Records:
— start —

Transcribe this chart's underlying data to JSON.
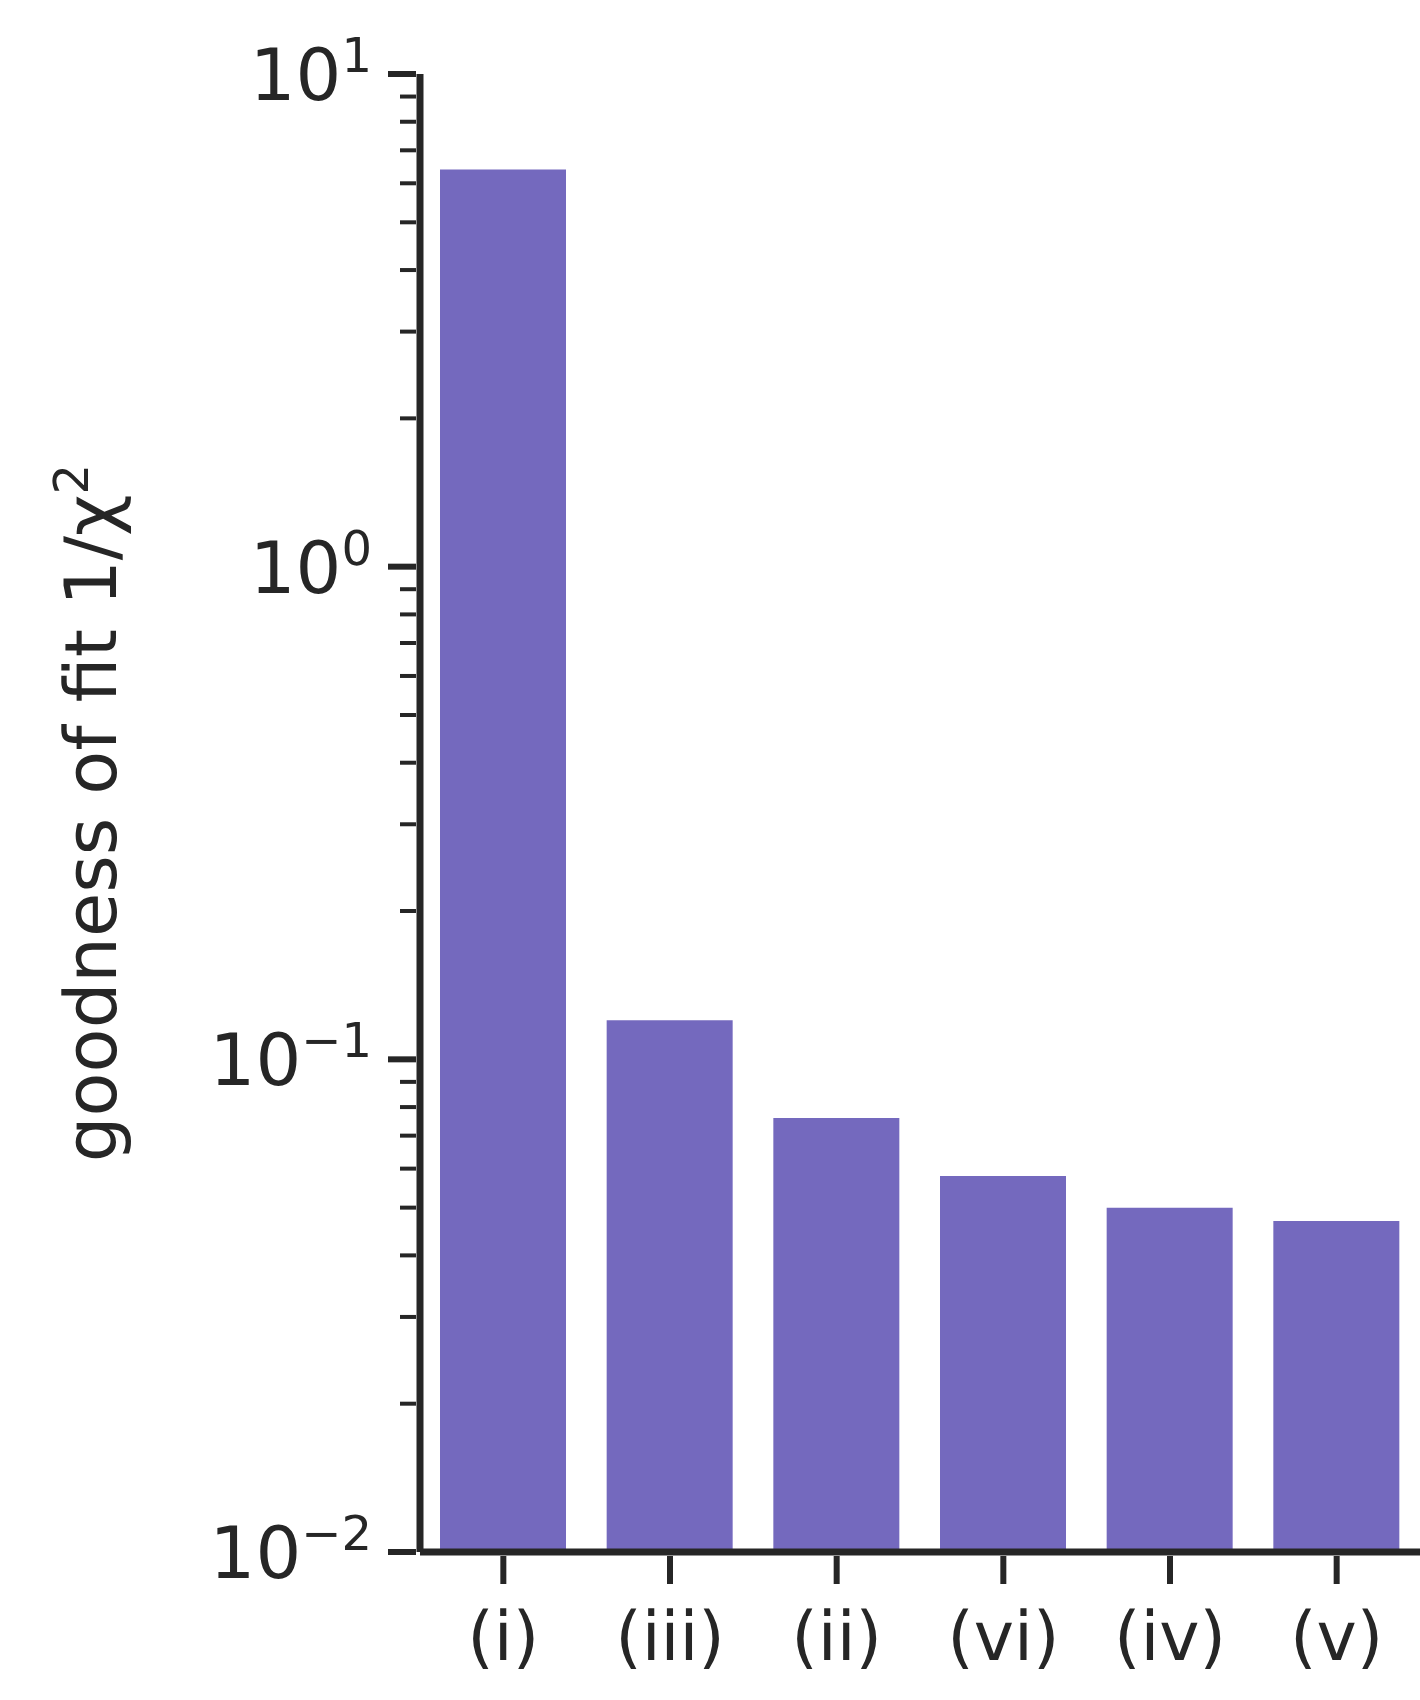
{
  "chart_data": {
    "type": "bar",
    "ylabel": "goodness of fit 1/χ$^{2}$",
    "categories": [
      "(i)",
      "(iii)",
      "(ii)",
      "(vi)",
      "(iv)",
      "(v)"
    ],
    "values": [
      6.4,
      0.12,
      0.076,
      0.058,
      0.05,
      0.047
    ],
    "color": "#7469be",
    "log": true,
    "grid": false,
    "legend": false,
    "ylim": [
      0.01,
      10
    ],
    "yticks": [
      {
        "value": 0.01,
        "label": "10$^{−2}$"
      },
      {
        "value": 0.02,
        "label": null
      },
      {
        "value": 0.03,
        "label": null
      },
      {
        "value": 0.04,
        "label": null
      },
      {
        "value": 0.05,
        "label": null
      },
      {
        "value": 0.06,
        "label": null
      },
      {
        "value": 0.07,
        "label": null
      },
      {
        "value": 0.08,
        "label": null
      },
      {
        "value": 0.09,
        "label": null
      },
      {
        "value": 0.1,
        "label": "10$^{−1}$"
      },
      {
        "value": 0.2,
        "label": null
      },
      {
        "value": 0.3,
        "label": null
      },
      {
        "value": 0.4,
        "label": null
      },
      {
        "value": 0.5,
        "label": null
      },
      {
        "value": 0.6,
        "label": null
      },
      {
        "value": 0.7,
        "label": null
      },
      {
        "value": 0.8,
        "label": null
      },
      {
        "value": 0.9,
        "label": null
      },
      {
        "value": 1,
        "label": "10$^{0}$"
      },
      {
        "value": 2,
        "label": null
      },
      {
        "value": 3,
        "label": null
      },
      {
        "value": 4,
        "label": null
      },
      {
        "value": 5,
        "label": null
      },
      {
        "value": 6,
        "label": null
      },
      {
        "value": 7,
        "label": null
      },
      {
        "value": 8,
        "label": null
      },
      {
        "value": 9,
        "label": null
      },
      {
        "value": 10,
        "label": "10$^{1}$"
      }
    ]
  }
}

— end —

*Requirement*.
Quote the data above in full, leaving out the pictures it holds.

*Finished exercise*.
Transcribe this chart's underlying data to JSON.
{
  "chart_data": {
    "type": "bar",
    "ylabel": "goodness of fit 1/χ$^{2}$",
    "categories": [
      "(i)",
      "(iii)",
      "(ii)",
      "(vi)",
      "(iv)",
      "(v)"
    ],
    "values": [
      6.4,
      0.12,
      0.076,
      0.058,
      0.05,
      0.047
    ],
    "color": "#7469be",
    "log": true,
    "grid": false,
    "legend": false,
    "ylim": [
      0.01,
      10
    ],
    "yticks": [
      {
        "value": 0.01,
        "label": "10$^{−2}$"
      },
      {
        "value": 0.02,
        "label": null
      },
      {
        "value": 0.03,
        "label": null
      },
      {
        "value": 0.04,
        "label": null
      },
      {
        "value": 0.05,
        "label": null
      },
      {
        "value": 0.06,
        "label": null
      },
      {
        "value": 0.07,
        "label": null
      },
      {
        "value": 0.08,
        "label": null
      },
      {
        "value": 0.09,
        "label": null
      },
      {
        "value": 0.1,
        "label": "10$^{−1}$"
      },
      {
        "value": 0.2,
        "label": null
      },
      {
        "value": 0.3,
        "label": null
      },
      {
        "value": 0.4,
        "label": null
      },
      {
        "value": 0.5,
        "label": null
      },
      {
        "value": 0.6,
        "label": null
      },
      {
        "value": 0.7,
        "label": null
      },
      {
        "value": 0.8,
        "label": null
      },
      {
        "value": 0.9,
        "label": null
      },
      {
        "value": 1,
        "label": "10$^{0}$"
      },
      {
        "value": 2,
        "label": null
      },
      {
        "value": 3,
        "label": null
      },
      {
        "value": 4,
        "label": null
      },
      {
        "value": 5,
        "label": null
      },
      {
        "value": 6,
        "label": null
      },
      {
        "value": 7,
        "label": null
      },
      {
        "value": 8,
        "label": null
      },
      {
        "value": 9,
        "label": null
      },
      {
        "value": 10,
        "label": "10$^{1}$"
      }
    ]
  }
}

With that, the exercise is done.